REQUIRED WORK: Identify the lines containing the word "heute". Copy each one.

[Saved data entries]
————

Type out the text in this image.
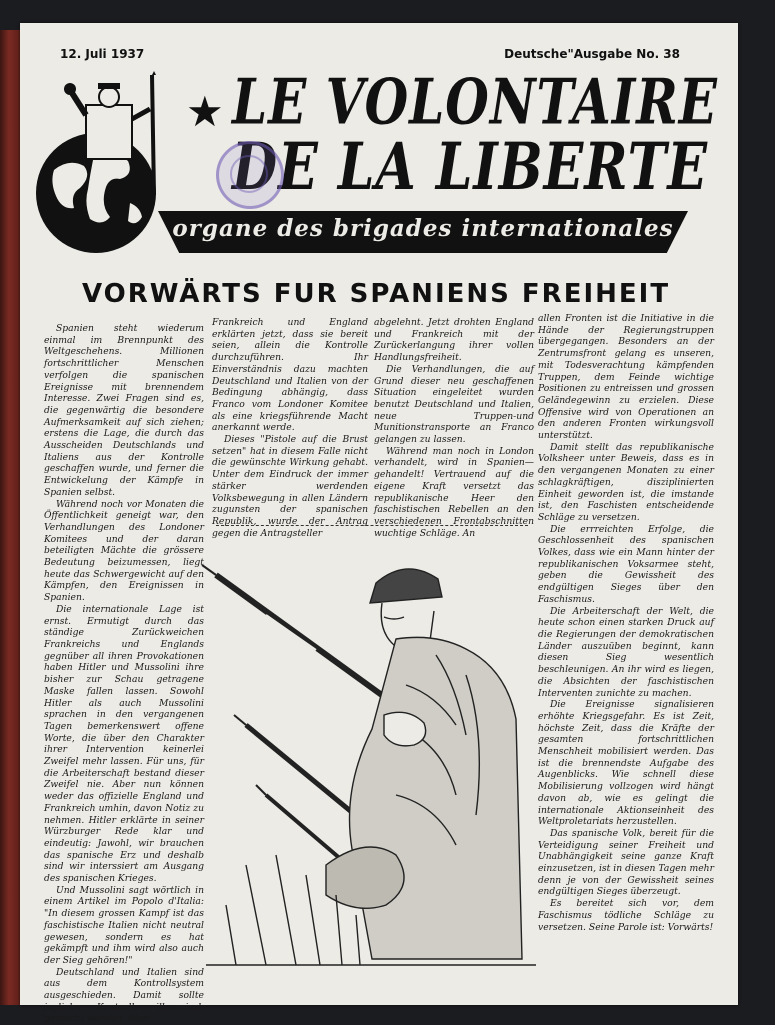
12. Juli 1937	Deutsche"Ausgabe No. 38
★ LE VOLONTAIRE
DE LA LIBERTE
organe des brigades internationales
VORWÄRTS FUR SPANIENS FREIHEIT

Spanien steht wiederum einmal im Brennpunkt des Weltgeschehens. Millionen fortschrittlicher Menschen verfolgen die spanischen Ereignisse mit brennendem Interesse. Zwei Fragen sind es, die gegenwärtig die besondere Aufmerksamkeit auf sich ziehen; erstens die Lage, die durch das Ausscheiden Deutschlands und Italiens aus der Kontrolle geschaffen wurde, und ferner die Entwickelung der Kämpfe in Spanien selbst.

Während noch vor Monaten die Öffentlichkeit geneigt war, den Verhandlungen des Londoner Komitees und der daran beteiligten Mächte die grössere Bedeutung beizumessen, liegt heute das Schwergewicht auf den Kämpfen, den Ereignissen in Spanien.

Die internationale Lage ist ernst. Ermutigt durch das ständige Zurückweichen Frankreichs und Englands gegnüber all ihren Provokationen haben Hitler und Mussolini ihre bisher zur Schau getragene Maske fallen lassen. Sowohl Hitler als auch Mussolini sprachen in den vergangenen Tagen bemerkenswert offene Worte, die über den Charakter ihrer Intervention keinerlei Zweifel mehr lassen. Für uns, für die Arbeiterschaft bestand dieser Zweifel nie. Aber nun können weder das offizielle England und Frankreich umhin, davon Notiz zu nehmen. Hitler erklärte in seiner Würzburger Rede klar und eindeutig: Jawohl, wir brauchen das spanische Erz und deshalb sind wir interssiert am Ausgang des spanischen Krieges.

Und Mussolini sagt wörtlich in einem Artikel im Popolo d'Italia: "In diesem grossen Kampf ist das faschistische Italien nicht neutral gewesen, sondern es hat gekämpft und ihm wird also auch der Sieg gehören!"

Deutschland und Italien sind aus dem Kontrollsystem ausgeschieden. Damit sollte jegliche Kontrolle illusorisch gemacht werden. Aber

Frankreich und England erklärten jetzt, dass sie bereit seien, allein die Kontrolle durchzuführen. Ihr Einverständnis dazu machten Deutschland und Italien von der Bedingung abhängig, dass Franco vom Londoner Komitee als eine kriegsführende Macht anerkannt werde.

Dieses "Pistole auf die Brust setzen" hat in diesem Falle nicht die gewünschte Wirkung gehabt. Unter dem Eindruck der immer stärker werdenden Volksbewegung in allen Ländern zugunsten der spanischen Republik, wurde der Antrag gegen die Antragsteller

abgelehnt. Jetzt drohten England und Frankreich mit der Zurückerlangung ihrer vollen Handlungsfreiheit.

Die Verhandlungen, die auf Grund dieser neu geschaffenen Situation eingeleitet wurden benutzt Deutschland und Italien, neue Truppen-und Munitionstransporte an Franco gelangen zu lassen.

Während man noch in London verhandelt, wird in Spanien—gehandelt! Vertrauend auf die eigene Kraft versetzt das republikanische Heer den faschistischen Rebellen an den verschiedenen Frontabschnitten wuchtige Schläge. An

allen Fronten ist die Initiative in die Hände der Regierungstruppen übergegangen. Besonders an der Zentrumsfront gelang es unseren, mit Todesverachtung kämpfenden Truppen, dem Feinde wichtige Positionen zu entreissen und grossen Geländegewinn zu erzielen. Diese Offensive wird von Operationen an den anderen Fronten wirkungsvoll unterstützt.

Damit stellt das republikanische Volksheer unter Beweis, dass es in den vergangenen Monaten zu einer schlagkräftigen, disziplinierten Einheit geworden ist, die imstande ist, den Faschisten entscheidende Schläge zu versetzen.

Die errreichten Erfolge, die Geschlossenheit des spanischen Volkes, dass wie ein Mann hinter der republikanischen Voksarmee steht, geben die Gewissheit des endgültigen Sieges über den Faschismus.

Die Arbeiterschaft der Welt, die heute schon einen starken Druck auf die Regierungen der demokratischen Länder auszuüben beginnt, kann diesen Sieg wesentlich beschleunigen. An ihr wird es liegen, die Absichten der faschistischen Interventen zunichte zu machen.

Die Ereignisse signalisieren erhöhte Kriegsgefahr. Es ist Zeit, höchste Zeit, dass die Kräfte der gesamten fortschrittlichen Menschheit mobilisiert werden. Das ist die brennendste Aufgabe des Augenblicks. Wie schnell diese Mobilisierung vollzogen wird hängt davon ab, wie es gelingt die internationale Aktionseinheit des Weltproletariats herzustellen.

Das spanische Volk, bereit für die Verteidigung seiner Freiheit und Unabhängigkeit seine ganze Kraft einzusetzen, ist in diesen Tagen mehr denn je von der Gewissheit seines endgültigen Sieges überzeugt.

Es bereitet sich vor, dem Faschismus tödliche Schläge zu versetzen. Seine Parole ist: Vorwärts!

————

EXPECTED ANSWER:
Während noch vor Monaten die Öffentlichkeit geneigt war, den Verhandlungen des Londoner Komitees und der daran beteiligten Mächte die grössere Bedeutung beizumessen, liegt heute das Schwergewicht auf den Kämpfen, den Ereignissen in Spanien.
Die Arbeiterschaft der Welt, die heute schon einen starken Druck auf die Regierungen der demokratischen Länder auszuüben beginnt, kann diesen Sieg wesentlich beschleunigen. An ihr wird es liegen, die Absichten der faschistischen Interventen zunichte zu machen.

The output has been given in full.